───── SUPPLIED RECORDS ─────

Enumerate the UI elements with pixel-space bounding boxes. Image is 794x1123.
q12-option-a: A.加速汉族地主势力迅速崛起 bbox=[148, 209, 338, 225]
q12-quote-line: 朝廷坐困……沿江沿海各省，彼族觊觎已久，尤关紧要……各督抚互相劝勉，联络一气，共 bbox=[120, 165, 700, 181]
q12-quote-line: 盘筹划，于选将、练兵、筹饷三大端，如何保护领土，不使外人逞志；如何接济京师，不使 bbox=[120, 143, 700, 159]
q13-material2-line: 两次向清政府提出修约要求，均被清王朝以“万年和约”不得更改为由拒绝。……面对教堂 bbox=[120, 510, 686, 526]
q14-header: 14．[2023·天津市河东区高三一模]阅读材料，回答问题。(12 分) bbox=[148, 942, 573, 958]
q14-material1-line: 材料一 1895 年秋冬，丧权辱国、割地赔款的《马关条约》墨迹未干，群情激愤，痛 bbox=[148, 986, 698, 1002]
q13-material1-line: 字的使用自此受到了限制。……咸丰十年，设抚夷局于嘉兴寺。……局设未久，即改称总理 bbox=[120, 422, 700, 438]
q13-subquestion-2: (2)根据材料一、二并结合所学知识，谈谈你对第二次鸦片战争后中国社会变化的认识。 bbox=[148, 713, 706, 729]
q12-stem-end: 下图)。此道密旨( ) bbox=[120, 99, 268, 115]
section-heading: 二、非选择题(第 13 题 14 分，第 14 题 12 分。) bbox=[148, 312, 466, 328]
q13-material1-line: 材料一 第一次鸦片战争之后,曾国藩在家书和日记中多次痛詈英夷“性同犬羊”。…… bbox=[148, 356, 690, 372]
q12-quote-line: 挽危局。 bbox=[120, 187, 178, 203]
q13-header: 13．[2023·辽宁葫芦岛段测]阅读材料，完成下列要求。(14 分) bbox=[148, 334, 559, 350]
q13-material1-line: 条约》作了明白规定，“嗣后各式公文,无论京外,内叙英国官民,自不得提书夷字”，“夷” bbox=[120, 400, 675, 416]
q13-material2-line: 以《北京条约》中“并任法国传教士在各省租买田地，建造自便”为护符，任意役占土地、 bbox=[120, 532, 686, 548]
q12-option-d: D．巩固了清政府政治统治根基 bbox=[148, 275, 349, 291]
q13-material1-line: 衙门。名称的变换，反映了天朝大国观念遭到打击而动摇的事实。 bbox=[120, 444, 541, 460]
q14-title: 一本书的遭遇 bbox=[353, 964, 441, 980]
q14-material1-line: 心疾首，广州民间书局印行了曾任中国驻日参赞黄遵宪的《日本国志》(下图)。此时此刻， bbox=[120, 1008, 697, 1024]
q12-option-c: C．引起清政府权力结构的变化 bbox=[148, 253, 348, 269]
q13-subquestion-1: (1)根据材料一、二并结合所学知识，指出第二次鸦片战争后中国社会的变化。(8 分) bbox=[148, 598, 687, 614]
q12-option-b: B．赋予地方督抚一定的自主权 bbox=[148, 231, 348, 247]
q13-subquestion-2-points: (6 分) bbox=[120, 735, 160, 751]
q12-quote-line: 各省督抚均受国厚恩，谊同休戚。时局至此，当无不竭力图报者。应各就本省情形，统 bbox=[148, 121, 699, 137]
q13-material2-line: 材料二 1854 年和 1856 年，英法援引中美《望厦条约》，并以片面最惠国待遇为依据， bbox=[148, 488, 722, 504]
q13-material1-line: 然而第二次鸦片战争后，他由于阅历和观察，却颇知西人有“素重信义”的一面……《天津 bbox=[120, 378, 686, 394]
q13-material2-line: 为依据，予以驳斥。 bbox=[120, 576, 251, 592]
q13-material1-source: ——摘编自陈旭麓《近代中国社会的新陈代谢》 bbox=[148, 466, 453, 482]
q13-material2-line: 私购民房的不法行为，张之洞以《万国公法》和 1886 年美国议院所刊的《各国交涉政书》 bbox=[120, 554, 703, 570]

─────

** TASK DESCRIPTION **
Write out every line of the listing above word for word, changing nothing.

** CORRECT RESPONSE **
Enumerate the UI elements with pixel-space bounding boxes. Image is 794x1123.
q12-option-a: A.加速汉族地主势力迅速崛起 bbox=[148, 209, 338, 225]
q12-quote-line: 朝廷坐困……沿江沿海各省，彼族觊觎已久，尤关紧要……各督抚互相劝勉，联络一气，共 bbox=[120, 165, 700, 181]
q12-quote-line: 盘筹划，于选将、练兵、筹饷三大端，如何保护领土，不使外人逞志；如何接济京师，不使 bbox=[120, 143, 700, 159]
q13-material2-line: 两次向清政府提出修约要求，均被清王朝以“万年和约”不得更改为由拒绝。……面对教堂 bbox=[120, 510, 686, 526]
q14-header: 14．[2023·天津市河东区高三一模]阅读材料，回答问题。(12 分) bbox=[148, 942, 573, 958]
q14-material1-line: 材料一 1895 年秋冬，丧权辱国、割地赔款的《马关条约》墨迹未干，群情激愤，痛 bbox=[148, 986, 698, 1002]
q13-material1-line: 字的使用自此受到了限制。……咸丰十年，设抚夷局于嘉兴寺。……局设未久，即改称总理 bbox=[120, 422, 700, 438]
q13-subquestion-2: (2)根据材料一、二并结合所学知识，谈谈你对第二次鸦片战争后中国社会变化的认识。 bbox=[148, 713, 706, 729]
q12-stem-end: 下图)。此道密旨( ) bbox=[120, 99, 268, 115]
section-heading: 二、非选择题(第 13 题 14 分，第 14 题 12 分。) bbox=[148, 312, 466, 328]
q13-material1-line: 材料一 第一次鸦片战争之后,曾国藩在家书和日记中多次痛詈英夷“性同犬羊”。…… bbox=[148, 356, 690, 372]
q12-quote-line: 挽危局。 bbox=[120, 187, 178, 203]
q13-header: 13．[2023·辽宁葫芦岛段测]阅读材料，完成下列要求。(14 分) bbox=[148, 334, 559, 350]
q13-material1-line: 条约》作了明白规定，“嗣后各式公文,无论京外,内叙英国官民,自不得提书夷字”，“夷” bbox=[120, 400, 675, 416]
q13-material2-line: 以《北京条约》中“并任法国传教士在各省租买田地，建造自便”为护符，任意役占土地、 bbox=[120, 532, 686, 548]
q12-option-d: D．巩固了清政府政治统治根基 bbox=[148, 275, 349, 291]
q13-material1-line: 衙门。名称的变换，反映了天朝大国观念遭到打击而动摇的事实。 bbox=[120, 444, 541, 460]
q14-title: 一本书的遭遇 bbox=[353, 964, 441, 980]
q14-material1-line: 心疾首，广州民间书局印行了曾任中国驻日参赞黄遵宪的《日本国志》(下图)。此时此刻， bbox=[120, 1008, 697, 1024]
q12-option-c: C．引起清政府权力结构的变化 bbox=[148, 253, 348, 269]
q13-subquestion-1: (1)根据材料一、二并结合所学知识，指出第二次鸦片战争后中国社会的变化。(8 分) bbox=[148, 598, 687, 614]
q12-option-b: B．赋予地方督抚一定的自主权 bbox=[148, 231, 348, 247]
q13-subquestion-2-points: (6 分) bbox=[120, 735, 160, 751]
q12-quote-line: 各省督抚均受国厚恩，谊同休戚。时局至此，当无不竭力图报者。应各就本省情形，统 bbox=[148, 121, 699, 137]
q13-material2-line: 材料二 1854 年和 1856 年，英法援引中美《望厦条约》，并以片面最惠国待遇为依据， bbox=[148, 488, 722, 504]
q13-material1-line: 然而第二次鸦片战争后，他由于阅历和观察，却颇知西人有“素重信义”的一面……《天津 bbox=[120, 378, 686, 394]
q13-material2-line: 为依据，予以驳斥。 bbox=[120, 576, 251, 592]
q13-material1-source: ——摘编自陈旭麓《近代中国社会的新陈代谢》 bbox=[148, 466, 453, 482]
q13-material2-line: 私购民房的不法行为，张之洞以《万国公法》和 1886 年美国议院所刊的《各国交涉政书》 bbox=[120, 554, 703, 570]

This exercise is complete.